**RECORDS TO PROCESS**
** START **

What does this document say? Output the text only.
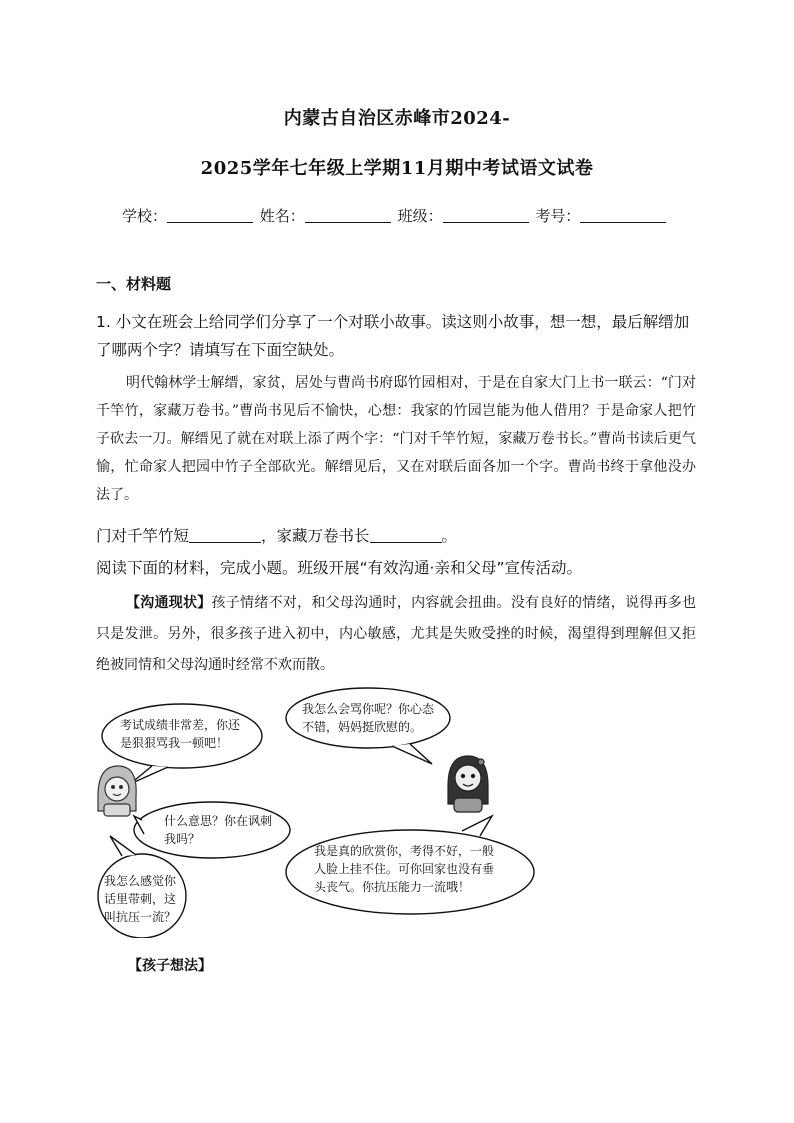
内蒙古自治区赤峰市2024-
2025学年七年级上学期11月期中考试语文试卷
学校：	姓名：	班级：	考号：
一、材料题
1. 小文在班会上给同学们分享了一个对联小故事。读这则小故事，想一想，最后解缙加了哪两个字？请填写在下面空缺处。
明代翰林学士解缙，家贫，居处与曹尚书府邸竹园相对，于是在自家大门上书一联云：“门对千竿竹，家藏万卷书。”曹尚书见后不愉快，心想：我家的竹园岂能为他人借用？于是命家人把竹子砍去一刀。解缙见了就在对联上添了两个字：“门对千竿竹短，家藏万卷书长。”曹尚书读后更气愉，忙命家人把园中竹子全部砍光。解缙见后，又在对联后面各加一个字。曹尚书终于拿他没办法了。
门对千竿竹短	，家藏万卷书长	。
阅读下面的材料，完成小题。班级开展“有效沟通·亲和父母”宣传活动。
【沟通现状】孩子情绪不对，和父母沟通时，内容就会扭曲。没有良好的情绪，说得再多也只是发泄。另外，很多孩子进入初中，内心敏感，尤其是失败受挫的时候，渴望得到理解但又拒绝被同情和父母沟通时经常不欢而散。
考试成绩非常差，你还
是狠狠骂我一顿吧！
我怎么会骂你呢？你心态
不错，妈妈挺欣慰的。
什么意思？你在讽刺
我吗？
我是真的欣赏你，考得不好，一般
人脸上挂不住。可你回家也没有垂
头丧气。你抗压能力一流哦！
我怎么感觉你
话里带刺，这
叫抗压一流？
【孩子想法】
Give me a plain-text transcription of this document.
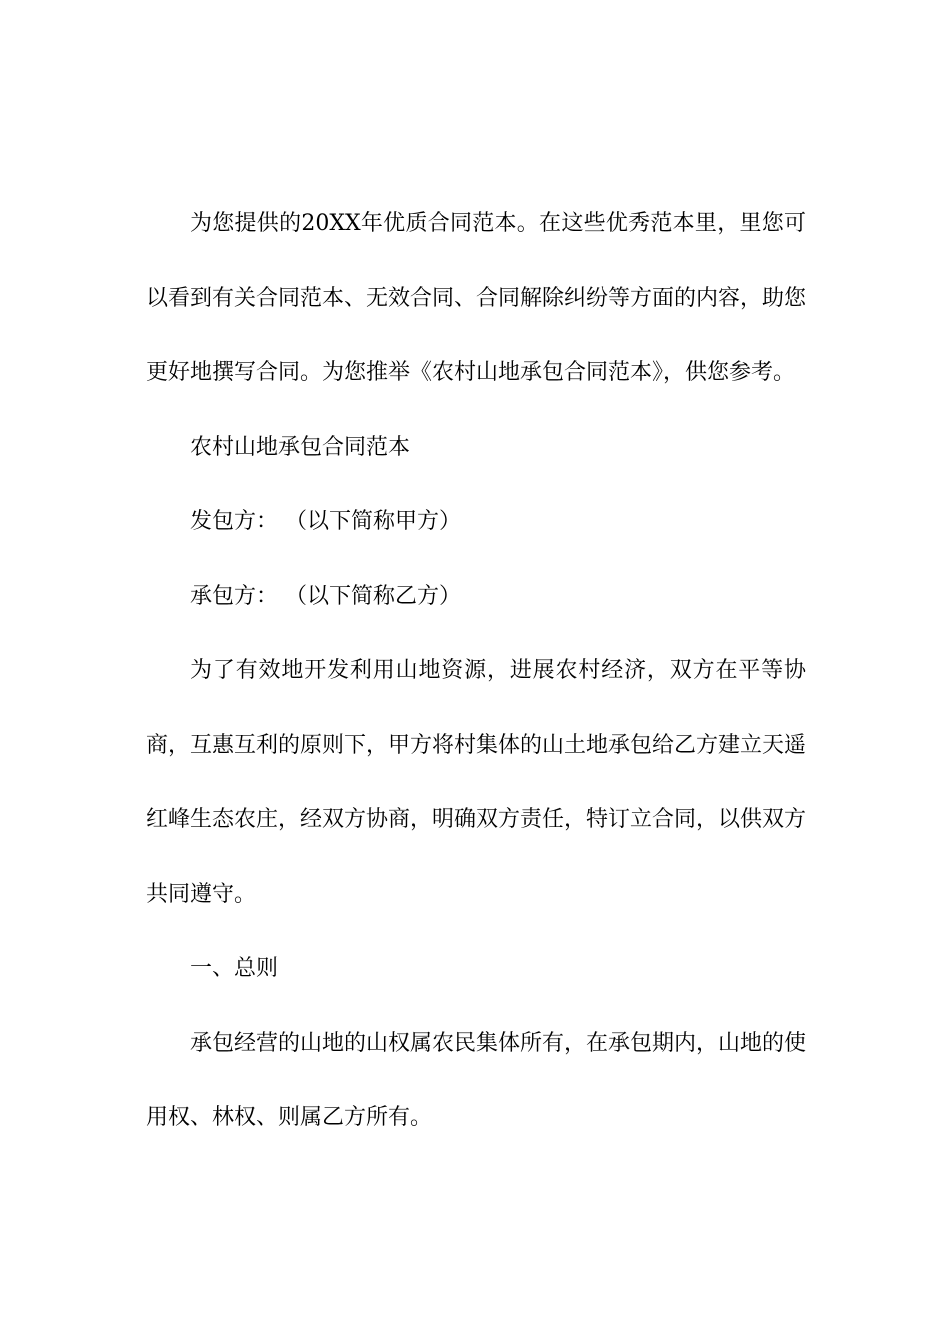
为您提供的20XX年优质合同范本。在这些优秀范本里，里您可以看到有关合同范本、无效合同、合同解除纠纷等方面的内容，助您更好地撰写合同。为您推举《农村山地承包合同范本》，供您参考。

农村山地承包合同范本

发包方： （以下简称甲方）

承包方： （以下简称乙方）

为了有效地开发利用山地资源，进展农村经济，双方在平等协商，互惠互利的原则下，甲方将村集体的山土地承包给乙方建立天遥红峰生态农庄，经双方协商，明确双方责任，特订立合同，以供双方共同遵守。

一、总则

承包经营的山地的山权属农民集体所有，在承包期内，山地的使用权、林权、则属乙方所有。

** END **

**EXERCISE DIRECTIONS**
Reproduce the material above in full, exactly, with no images.

**THE RESPONSE**
What does this document say? Output the text only.
内蒙古自治区赤峰市2024-
2025学年七年级上学期11月期中考试语文试卷
学校：	姓名：	班级：	考号：
一、材料题
1. 小文在班会上给同学们分享了一个对联小故事。读这则小故事，想一想，最后解缙加了哪两个字？请填写在下面空缺处。
明代翰林学士解缙，家贫，居处与曹尚书府邸竹园相对，于是在自家大门上书一联云：“门对千竿竹，家藏万卷书。”曹尚书见后不愉快，心想：我家的竹园岂能为他人借用？于是命家人把竹子砍去一刀。解缙见了就在对联上添了两个字：“门对千竿竹短，家藏万卷书长。”曹尚书读后更气愉，忙命家人把园中竹子全部砍光。解缙见后，又在对联后面各加一个字。曹尚书终于拿他没办法了。
门对千竿竹短	，家藏万卷书长	。
阅读下面的材料，完成小题。班级开展“有效沟通·亲和父母”宣传活动。
【沟通现状】孩子情绪不对，和父母沟通时，内容就会扭曲。没有良好的情绪，说得再多也只是发泄。另外，很多孩子进入初中，内心敏感，尤其是失败受挫的时候，渴望得到理解但又拒绝被同情和父母沟通时经常不欢而散。
考试成绩非常差，你还
是狠狠骂我一顿吧！
我怎么会骂你呢？你心态
不错，妈妈挺欣慰的。
什么意思？你在讽刺
我吗？
我是真的欣赏你，考得不好，一般
人脸上挂不住。可你回家也没有垂
头丧气。你抗压能力一流哦！
我怎么感觉你
话里带刺，这
叫抗压一流？
【孩子想法】
Give me a plain-text transcription of this document.
为您提供的20XX年优质合同范本。在这些优秀范本里，里您可以看到有关合同范本、无效合同、合同解除纠纷等方面的内容，助您更好地撰写合同。为您推举《农村山地承包合同范本》，供您参考。

农村山地承包合同范本

发包方： （以下简称甲方）

承包方： （以下简称乙方）

为了有效地开发利用山地资源，进展农村经济，双方在平等协商，互惠互利的原则下，甲方将村集体的山土地承包给乙方建立天遥红峰生态农庄，经双方协商，明确双方责任，特订立合同，以供双方共同遵守。

一、总则

承包经营的山地的山权属农民集体所有，在承包期内，山地的使用权、林权、则属乙方所有。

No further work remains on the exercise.